Do this.
Return all entries precisely as they stand, without the images.

Data section.
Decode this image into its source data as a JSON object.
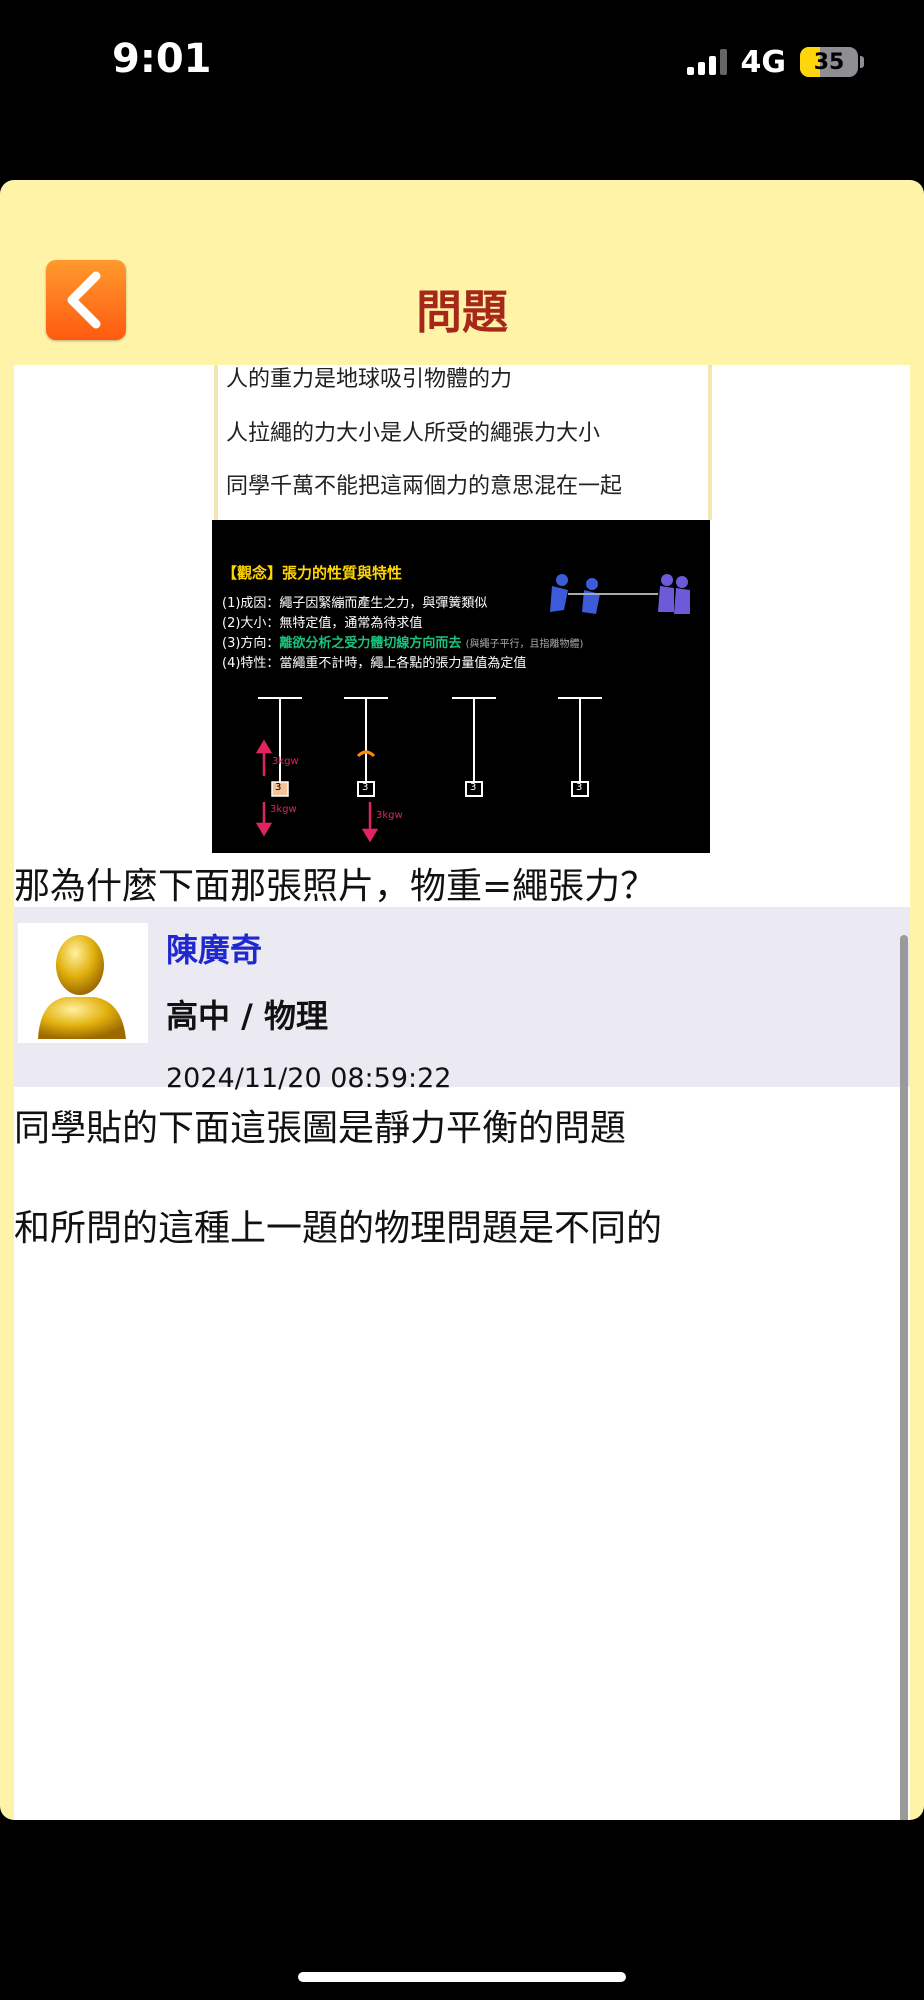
{
  "status_bar": {
    "time": "9:01",
    "network": "4G",
    "battery": "35",
    "battery_level": 0.35
  },
  "header": {
    "title": "問題",
    "back_icon": "chevron-left-icon"
  },
  "question": {
    "note_lines": [
      "人的重力是地球吸引物體的力",
      "人拉繩的力大小是人所受的繩張力大小",
      "同學千萬不能把這兩個力的意思混在一起"
    ],
    "slide": {
      "heading": "【觀念】張力的性質與特性",
      "lines": [
        "(1)成因：繩子因緊繃而產生之力，與彈簧類似",
        "(2)大小：無特定值，通常為待求值",
        "(3)方向：",
        "(4)特性：當繩重不計時，繩上各點的張力量值為定值"
      ],
      "direction_highlight": "離欲分析之受力體切線方向而去",
      "direction_note": "(與繩子平行，且指離物體)",
      "force_label_up": "3kgw",
      "force_label_down": "3kgw",
      "force_label_down_2": "3kgw",
      "block_labels": [
        "3",
        "3",
        "3",
        "3"
      ],
      "highlight_color": "#ffd400",
      "accent_green": "#19c37d",
      "force_color": "#e0245e"
    },
    "text": "那為什麼下面那張照片，物重=繩張力？"
  },
  "answer": {
    "author": "陳廣奇",
    "category": "高中 / 物理",
    "timestamp": "2024/11/20 08:59:22",
    "avatar_icon": "user-silhouette-icon",
    "lines": [
      "同學貼的下面這張圖是靜力平衡的問題",
      "和所問的這種上一題的物理問題是不同的"
    ]
  }
}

Answer.
Decode this image into its source data as a JSON object.
{
  "status_bar": {
    "time": "9:01",
    "network": "4G",
    "battery": "35",
    "battery_level": 0.35
  },
  "header": {
    "title": "問題",
    "back_icon": "chevron-left-icon"
  },
  "question": {
    "note_lines": [
      "人的重力是地球吸引物體的力",
      "人拉繩的力大小是人所受的繩張力大小",
      "同學千萬不能把這兩個力的意思混在一起"
    ],
    "slide": {
      "heading": "【觀念】張力的性質與特性",
      "lines": [
        "(1)成因：繩子因緊繃而產生之力，與彈簧類似",
        "(2)大小：無特定值，通常為待求值",
        "(3)方向：",
        "(4)特性：當繩重不計時，繩上各點的張力量值為定值"
      ],
      "direction_highlight": "離欲分析之受力體切線方向而去",
      "direction_note": "(與繩子平行，且指離物體)",
      "force_label_up": "3kgw",
      "force_label_down": "3kgw",
      "force_label_down_2": "3kgw",
      "block_labels": [
        "3",
        "3",
        "3",
        "3"
      ],
      "highlight_color": "#ffd400",
      "accent_green": "#19c37d",
      "force_color": "#e0245e"
    },
    "text": "那為什麼下面那張照片，物重=繩張力？"
  },
  "answer": {
    "author": "陳廣奇",
    "category": "高中 / 物理",
    "timestamp": "2024/11/20 08:59:22",
    "avatar_icon": "user-silhouette-icon",
    "lines": [
      "同學貼的下面這張圖是靜力平衡的問題",
      "和所問的這種上一題的物理問題是不同的"
    ]
  }
}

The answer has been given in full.